PROBLEM ->
Give back exactly the lines running from the line with "Type out the text in this image." to the end of the entries, and only those lines.

Extracted data entries ->
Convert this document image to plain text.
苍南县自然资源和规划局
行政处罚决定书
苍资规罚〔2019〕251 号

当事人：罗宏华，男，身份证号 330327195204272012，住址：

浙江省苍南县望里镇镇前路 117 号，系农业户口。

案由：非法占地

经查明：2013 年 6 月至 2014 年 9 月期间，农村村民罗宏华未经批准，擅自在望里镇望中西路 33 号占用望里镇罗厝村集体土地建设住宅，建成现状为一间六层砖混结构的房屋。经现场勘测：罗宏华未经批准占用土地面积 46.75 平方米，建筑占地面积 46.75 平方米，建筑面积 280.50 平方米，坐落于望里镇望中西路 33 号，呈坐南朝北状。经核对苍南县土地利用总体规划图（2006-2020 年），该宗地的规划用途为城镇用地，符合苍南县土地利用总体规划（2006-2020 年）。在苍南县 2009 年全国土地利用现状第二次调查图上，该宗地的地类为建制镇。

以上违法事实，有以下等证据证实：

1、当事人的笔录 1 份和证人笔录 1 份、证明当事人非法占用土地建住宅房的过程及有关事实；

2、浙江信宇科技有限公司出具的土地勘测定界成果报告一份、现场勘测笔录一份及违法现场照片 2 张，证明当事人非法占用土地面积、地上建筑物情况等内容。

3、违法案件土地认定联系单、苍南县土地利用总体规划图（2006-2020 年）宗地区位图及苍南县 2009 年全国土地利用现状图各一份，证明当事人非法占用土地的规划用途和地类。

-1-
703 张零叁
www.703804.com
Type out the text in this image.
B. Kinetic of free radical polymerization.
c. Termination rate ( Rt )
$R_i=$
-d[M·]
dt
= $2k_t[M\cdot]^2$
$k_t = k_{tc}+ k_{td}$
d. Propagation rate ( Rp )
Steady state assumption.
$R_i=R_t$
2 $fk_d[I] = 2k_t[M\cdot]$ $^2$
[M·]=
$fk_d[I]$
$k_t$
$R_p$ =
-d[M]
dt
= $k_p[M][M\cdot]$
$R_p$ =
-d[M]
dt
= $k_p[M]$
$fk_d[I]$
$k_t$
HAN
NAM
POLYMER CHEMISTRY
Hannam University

ANSWER FOR THIS EXERCISE ->
Type out the text in this image.
B. Kinetic of free radical polymerization.
c. Termination rate ( Rt )
$R_i=$
-d[M·]
dt
= $2k_t[M\cdot]^2$
$k_t = k_{tc}+ k_{td}$
d. Propagation rate ( Rp )
Steady state assumption.
$R_i=R_t$
2 $fk_d[I] = 2k_t[M\cdot]$ $^2$
[M·]=
$fk_d[I]$
$k_t$
$R_p$ =
-d[M]
dt
= $k_p[M][M\cdot]$
$R_p$ =
-d[M]
dt
= $k_p[M]$
$fk_d[I]$
$k_t$
HAN
NAM
POLYMER CHEMISTRY
Hannam University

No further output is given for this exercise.